* Start RECORDS SHOWN *

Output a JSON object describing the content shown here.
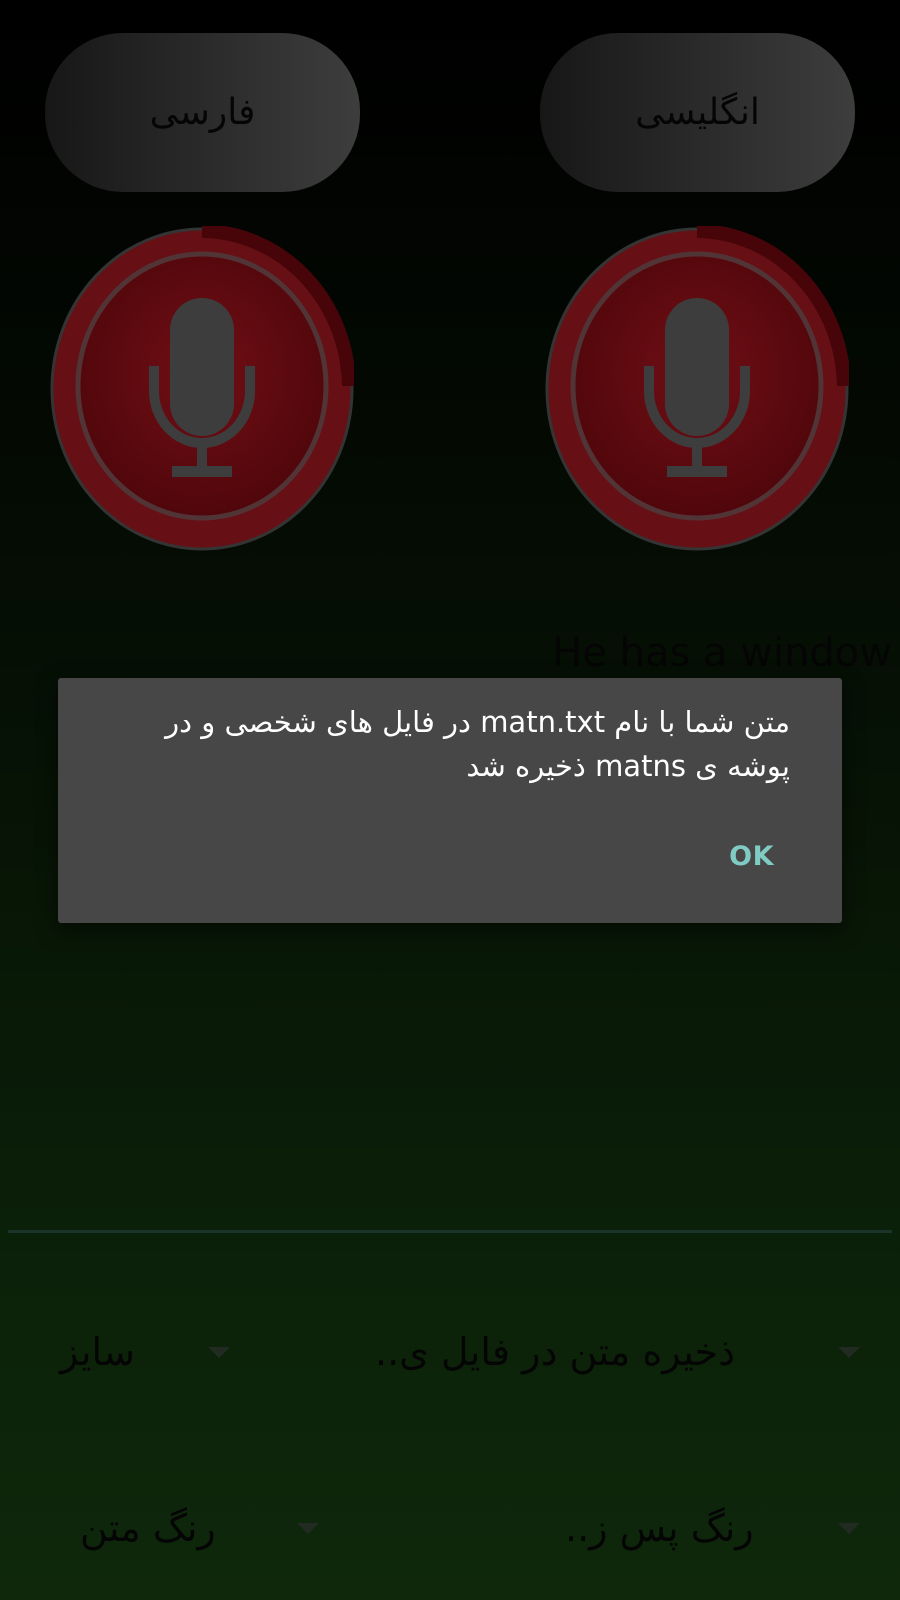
{
  "language_buttons": {
    "persian_label": "فارسی",
    "english_label": "انگلیسی"
  },
  "recognized_text": "He has a window",
  "options": {
    "save_to_file": "ذخیره متن در فایل ی..",
    "size": "سایز",
    "background_color": "رنگ پس ز..",
    "text_color": "رنگ متن"
  },
  "dialog": {
    "message": "متن شما با نام matn.txt در فایل های شخصی و در پوشه ی matns ذخیره شد",
    "ok_label": "OK"
  },
  "colors": {
    "mic_red": "#8b0d15",
    "dialog_bg": "#474747",
    "accent_teal": "#80cbc4"
  },
  "icons": {
    "mic": "microphone-icon",
    "dropdown": "dropdown-arrow-icon"
  }
}
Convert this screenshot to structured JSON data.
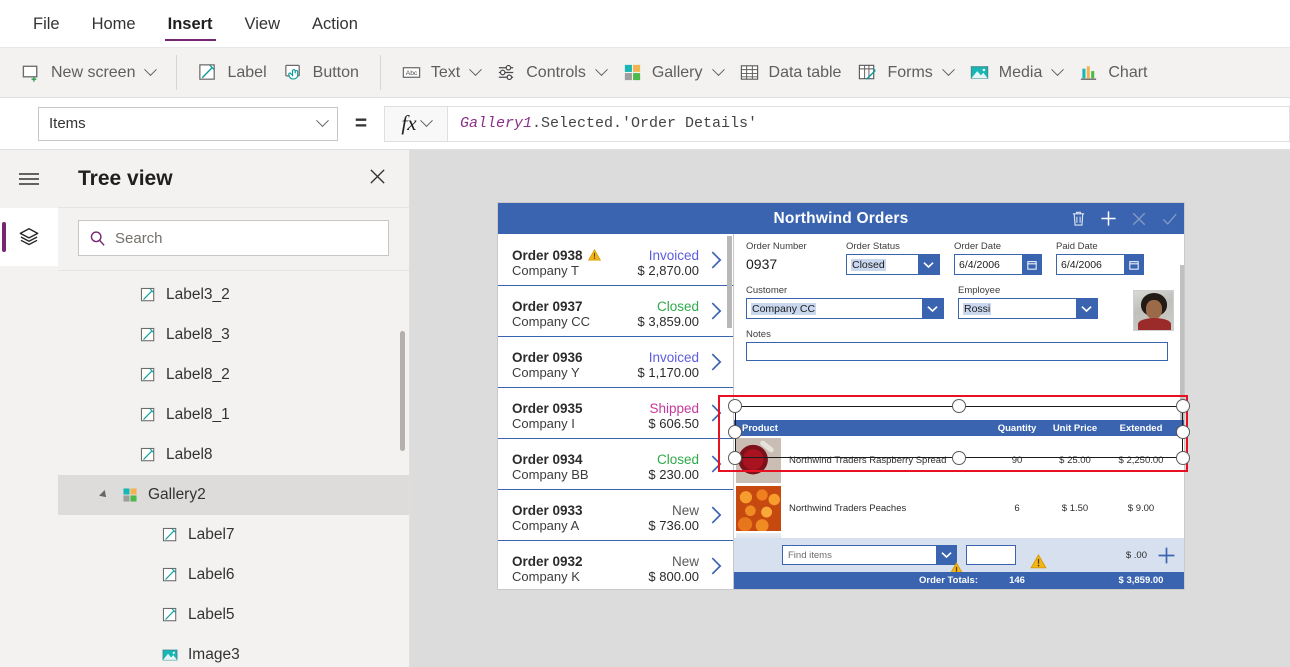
{
  "menu": {
    "items": [
      {
        "label": "File",
        "active": false
      },
      {
        "label": "Home",
        "active": false
      },
      {
        "label": "Insert",
        "active": true
      },
      {
        "label": "View",
        "active": false
      },
      {
        "label": "Action",
        "active": false
      }
    ]
  },
  "ribbon": {
    "groups": [
      {
        "items": [
          {
            "label": "New screen",
            "icon": "new-screen-icon",
            "caret": true
          }
        ]
      },
      {
        "items": [
          {
            "label": "Label",
            "icon": "label-icon",
            "caret": false
          },
          {
            "label": "Button",
            "icon": "button-icon",
            "caret": false
          }
        ]
      },
      {
        "items": [
          {
            "label": "Text",
            "icon": "text-icon",
            "caret": true
          },
          {
            "label": "Controls",
            "icon": "controls-icon",
            "caret": true
          },
          {
            "label": "Gallery",
            "icon": "gallery-icon",
            "caret": true
          },
          {
            "label": "Data table",
            "icon": "data-table-icon",
            "caret": false
          },
          {
            "label": "Forms",
            "icon": "forms-icon",
            "caret": true
          },
          {
            "label": "Media",
            "icon": "media-icon",
            "caret": true
          },
          {
            "label": "Chart",
            "icon": "chart-icon",
            "caret": false
          }
        ]
      }
    ]
  },
  "formula_bar": {
    "property": "Items",
    "equals": "=",
    "fx_label": "fx",
    "formula_identifier": "Gallery1",
    "formula_rest": ".Selected.'Order Details'"
  },
  "tree_panel": {
    "title": "Tree view",
    "search_placeholder": "Search",
    "search_value": "",
    "nodes": [
      {
        "label": "Label3_2",
        "icon": "label-icon",
        "indent": 2,
        "expander": false,
        "selected": false
      },
      {
        "label": "Label8_3",
        "icon": "label-icon",
        "indent": 2,
        "expander": false,
        "selected": false
      },
      {
        "label": "Label8_2",
        "icon": "label-icon",
        "indent": 2,
        "expander": false,
        "selected": false
      },
      {
        "label": "Label8_1",
        "icon": "label-icon",
        "indent": 2,
        "expander": false,
        "selected": false
      },
      {
        "label": "Label8",
        "icon": "label-icon",
        "indent": 2,
        "expander": false,
        "selected": false
      },
      {
        "label": "Gallery2",
        "icon": "gallery-icon",
        "indent": 1,
        "expander": true,
        "selected": true
      },
      {
        "label": "Label7",
        "icon": "label-icon",
        "indent": 3,
        "expander": false,
        "selected": false
      },
      {
        "label": "Label6",
        "icon": "label-icon",
        "indent": 3,
        "expander": false,
        "selected": false
      },
      {
        "label": "Label5",
        "icon": "label-icon",
        "indent": 3,
        "expander": false,
        "selected": false
      },
      {
        "label": "Image3",
        "icon": "image-icon",
        "indent": 3,
        "expander": false,
        "selected": false
      }
    ]
  },
  "app": {
    "title": "Northwind Orders",
    "header_actions": [
      {
        "name": "delete-icon",
        "enabled": true
      },
      {
        "name": "add-icon",
        "enabled": true
      },
      {
        "name": "cancel-icon",
        "enabled": false
      },
      {
        "name": "confirm-icon",
        "enabled": false
      }
    ],
    "orders": [
      {
        "id": "Order 0938",
        "company": "Company T",
        "status": "Invoiced",
        "amount": "$ 2,870.00",
        "warning": true
      },
      {
        "id": "Order 0937",
        "company": "Company CC",
        "status": "Closed",
        "amount": "$ 3,859.00",
        "warning": false
      },
      {
        "id": "Order 0936",
        "company": "Company Y",
        "status": "Invoiced",
        "amount": "$ 1,170.00",
        "warning": false
      },
      {
        "id": "Order 0935",
        "company": "Company I",
        "status": "Shipped",
        "amount": "$ 606.50",
        "warning": false
      },
      {
        "id": "Order 0934",
        "company": "Company BB",
        "status": "Closed",
        "amount": "$ 230.00",
        "warning": false
      },
      {
        "id": "Order 0933",
        "company": "Company A",
        "status": "New",
        "amount": "$ 736.00",
        "warning": false
      },
      {
        "id": "Order 0932",
        "company": "Company K",
        "status": "New",
        "amount": "$ 800.00",
        "warning": false
      }
    ],
    "form": {
      "order_number_label": "Order Number",
      "order_number_value": "0937",
      "order_status_label": "Order Status",
      "order_status_value": "Closed",
      "order_date_label": "Order Date",
      "order_date_value": "6/4/2006",
      "paid_date_label": "Paid Date",
      "paid_date_value": "6/4/2006",
      "customer_label": "Customer",
      "customer_value": "Company CC",
      "employee_label": "Employee",
      "employee_value": "Rossi",
      "notes_label": "Notes",
      "notes_value": ""
    },
    "products": {
      "headers": {
        "product": "Product",
        "quantity": "Quantity",
        "unit_price": "Unit Price",
        "extended": "Extended"
      },
      "rows": [
        {
          "name": "Northwind Traders Raspberry Spread",
          "qty": "90",
          "unit_price": "$ 25.00",
          "extended": "$ 2,250.00",
          "thumb": "raspberry-spread-thumb"
        },
        {
          "name": "Northwind Traders Peaches",
          "qty": "6",
          "unit_price": "$ 1.50",
          "extended": "$ 9.00",
          "thumb": "peaches-thumb"
        },
        {
          "name": "",
          "qty": "",
          "unit_price": "",
          "extended": "",
          "thumb": "boxed-product-thumb"
        }
      ],
      "add_row": {
        "find_placeholder": "Find items",
        "qty_value": "",
        "price": "$ .00",
        "add_icon": "plus-icon",
        "warnings": 2
      },
      "totals": {
        "label": "Order Totals:",
        "quantity": "146",
        "amount": "$ 3,859.00"
      }
    }
  },
  "colors": {
    "accent_purple": "#742774",
    "app_blue": "#3a63b0",
    "selection_red": "#e81123",
    "status_invoiced": "#5c5ce0",
    "status_closed": "#2eaa4a",
    "status_shipped": "#c5399d",
    "status_new": "#595959",
    "warning_yellow": "#f2b51a"
  }
}
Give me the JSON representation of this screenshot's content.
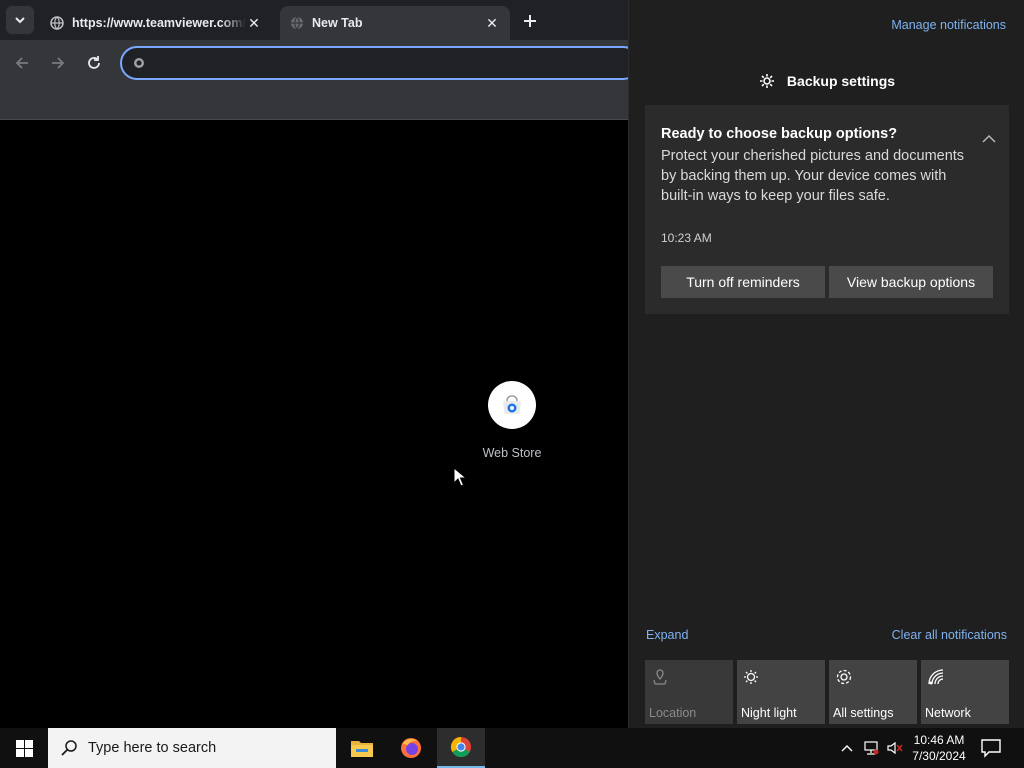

* End RECORDS SHOWN *

**GIVEN INSTRUCTION**
For the string "ذخیره", count the lines of the entries above that include it; answer with the number only.

**FINAL RESULT**
2